• _TASK BRIEF_:
Collect all lines containing the word "Year" from the data.

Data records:

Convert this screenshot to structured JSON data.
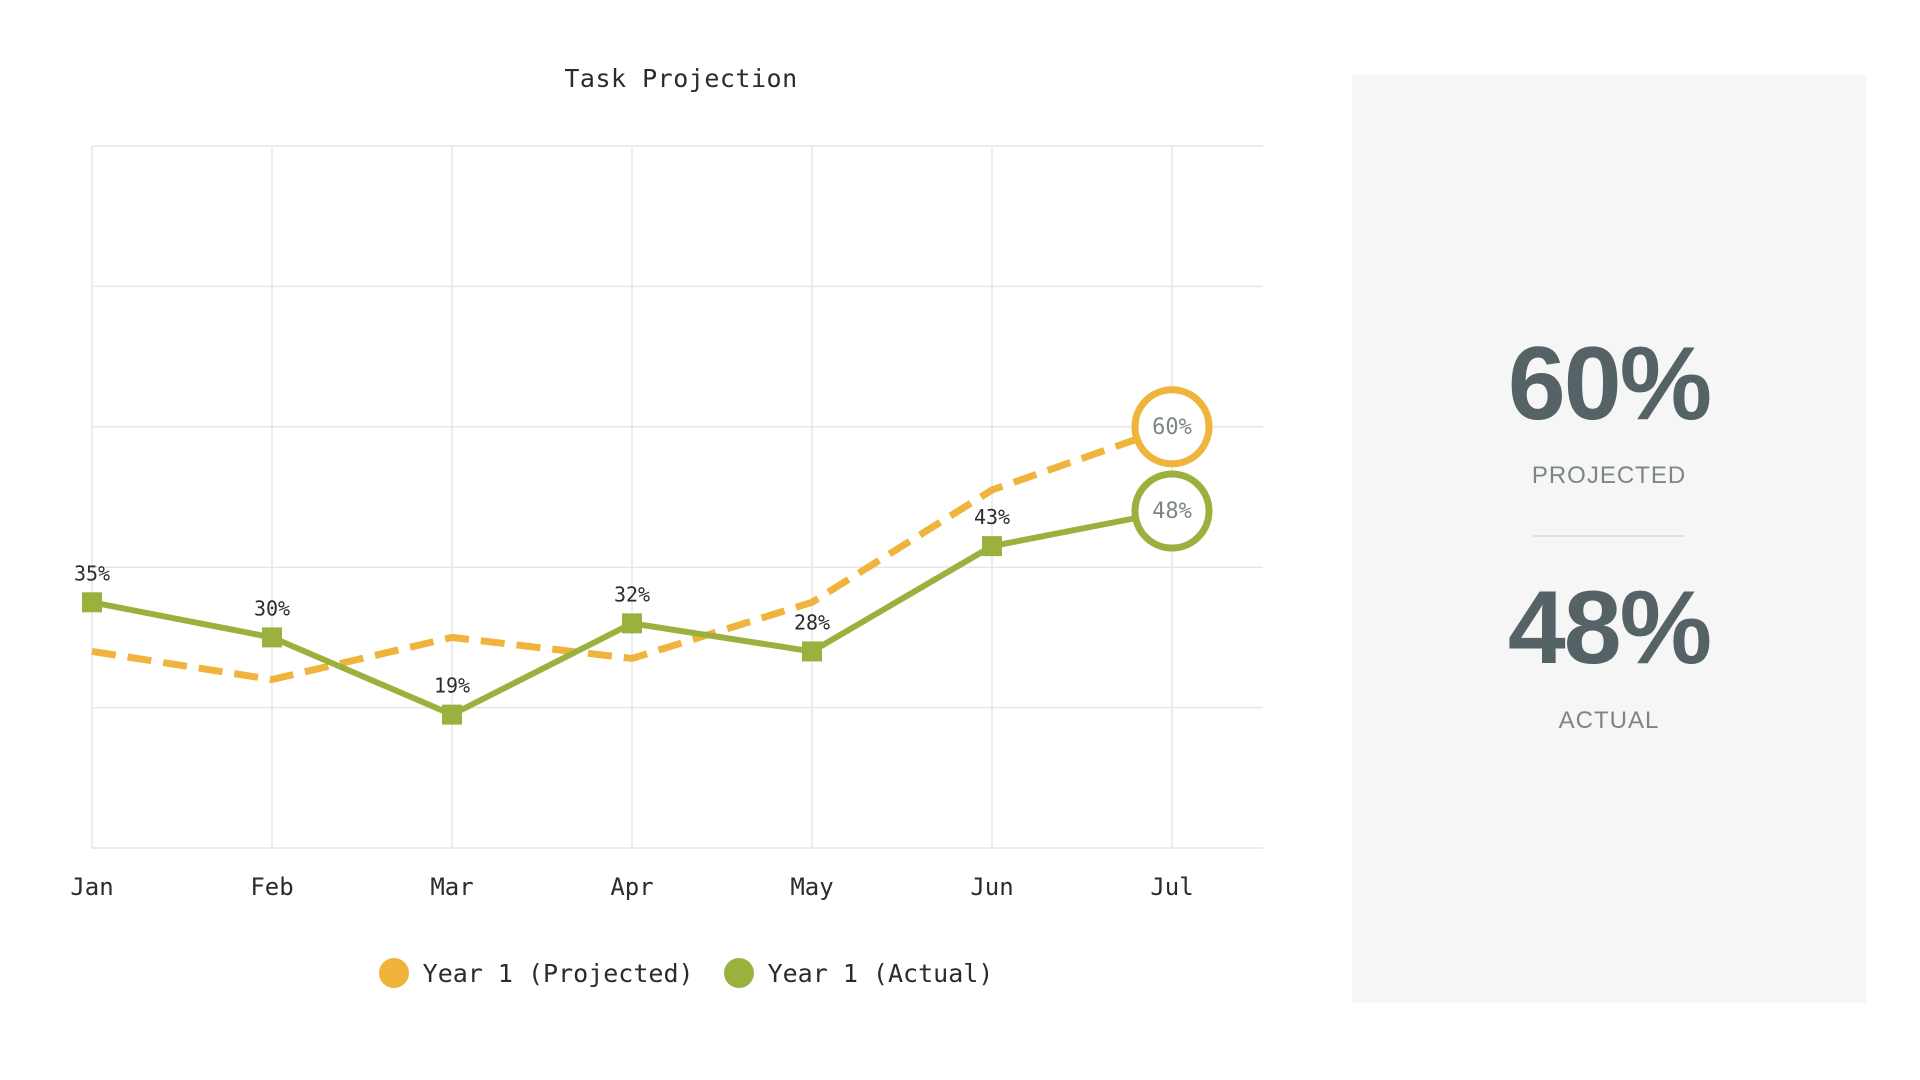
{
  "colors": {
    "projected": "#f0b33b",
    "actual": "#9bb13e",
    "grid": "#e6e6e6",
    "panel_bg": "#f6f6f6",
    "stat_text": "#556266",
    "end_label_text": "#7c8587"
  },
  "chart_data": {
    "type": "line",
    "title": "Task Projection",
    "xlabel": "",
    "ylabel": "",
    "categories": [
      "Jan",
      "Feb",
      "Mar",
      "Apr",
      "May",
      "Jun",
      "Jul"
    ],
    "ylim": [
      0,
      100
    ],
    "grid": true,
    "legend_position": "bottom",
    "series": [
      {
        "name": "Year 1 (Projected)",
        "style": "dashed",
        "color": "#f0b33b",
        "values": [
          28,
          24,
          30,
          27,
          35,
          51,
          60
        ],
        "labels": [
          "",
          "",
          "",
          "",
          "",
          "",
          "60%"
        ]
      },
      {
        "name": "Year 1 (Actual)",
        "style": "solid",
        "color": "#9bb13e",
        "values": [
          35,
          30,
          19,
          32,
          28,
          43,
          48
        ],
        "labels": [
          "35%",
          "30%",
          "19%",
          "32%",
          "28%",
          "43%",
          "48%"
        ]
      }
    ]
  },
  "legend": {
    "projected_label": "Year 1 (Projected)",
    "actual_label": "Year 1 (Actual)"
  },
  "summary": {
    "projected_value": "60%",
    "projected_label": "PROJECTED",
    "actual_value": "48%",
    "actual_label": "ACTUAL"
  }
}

• _TASK RESPONSE_:
        "name": "Year 1 (Projected)",
        "name": "Year 1 (Actual)",
    "projected_label": "Year 1 (Projected)",
    "actual_label": "Year 1 (Actual)"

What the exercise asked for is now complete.